Set task: How many lines of the data hold the word "study"? State the number and nothing else.

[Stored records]
= = = =
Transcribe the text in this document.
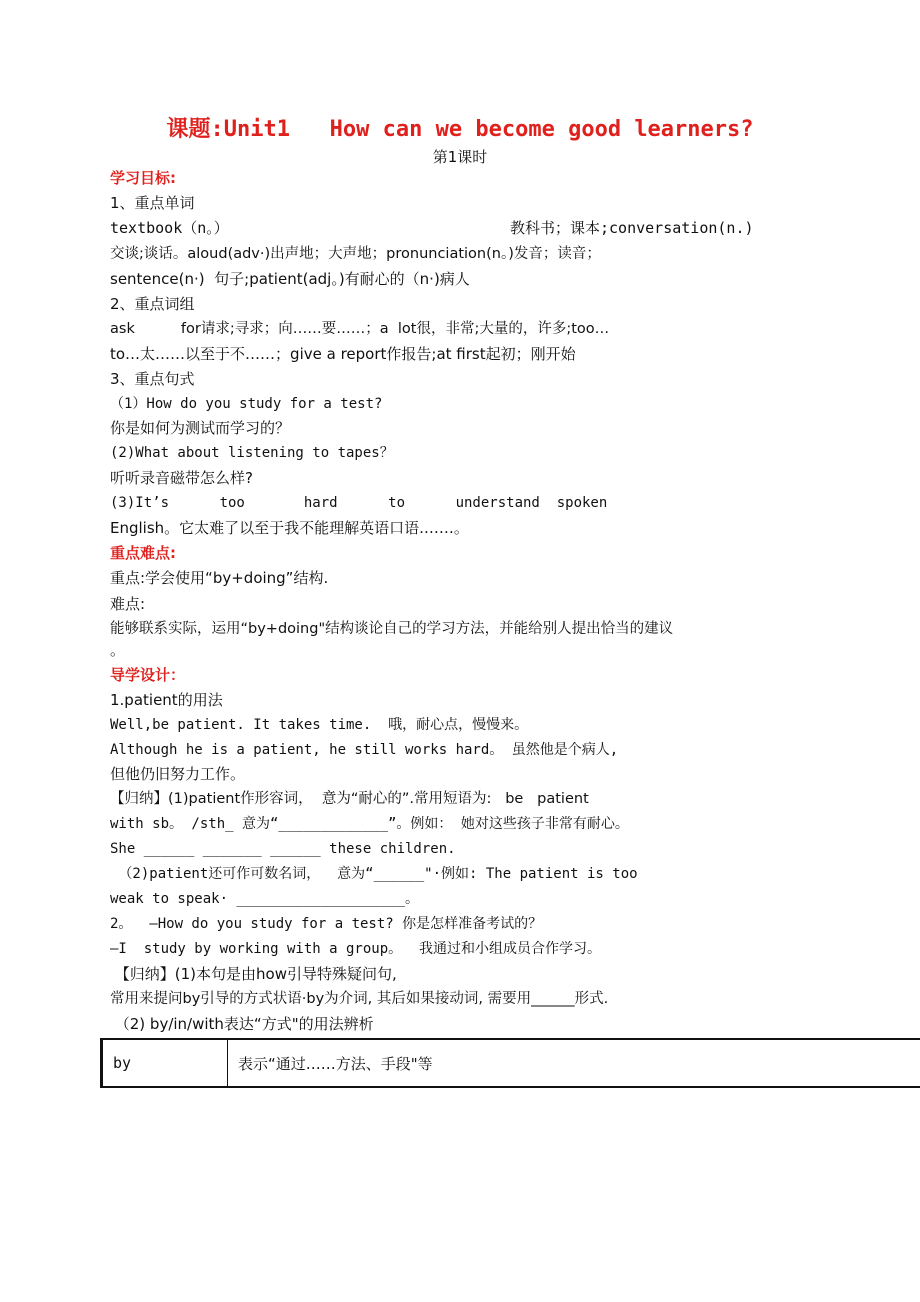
课题:Unit1   How can we become good learners?
第1课时
学习目标:
1、重点单词
textbook（n。）	教科书；课本;conversation(n.)
交谈;谈话。aloud(adv·)出声地；大声地；pronunciation(n。)发音；读音；
sentence(n·)  句子;patient(adj。)有耐心的（n·)病人
2、重点词组
ask          for请求;寻求；向……要……；a  lot很，非常;大量的，许多;too…
to…太……以至于不……；give a report作报告;at first起初；刚开始
3、重点句式
（1）How do you study for a test?
你是如何为测试而学习的？
(2)What about listening to tapes？
听听录音磁带怎么样?
(3)It’s      too       hard      to      understand  spoken
English。它太难了以至于我不能理解英语口语.……。
重点难点:
重点:学会使用“by+doing”结构.
难点:
能够联系实际，运用“by+doing"结构谈论自己的学习方法，并能给别人提出恰当的建议
。
导学设计：
1.patient的用法
Well,be patient. It takes time.  哦，耐心点，慢慢来。
Although he is a patient, he still works hard。 虽然他是个病人,
但他仍旧努力工作。
【归纳】(1)patient作形容词，  意为“耐心的”.常用短语为:   be   patient
with sb。 /sth_ 意为“_____________”。例如： 她对这些孩子非常有耐心。
She ______ _______ ______ these children.
（2)patient还可作可数名词，  意为“______"·例如: The patient is too
weak to speak· ____________________。
2。  —How do you study for a test? 你是怎样准备考试的？
—I  study by working with a group。  我通过和小组成员合作学习。
【归纳】(1)本句是由how引导特殊疑问句,
常用来提问by引导的方式状语·by为介词, 其后如果接动词, 需要用______形式.
（2) by/in/with表达“方式"的用法辨析
by	表示“通过……方法、手段"等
= = = =
Response for this exercise: 3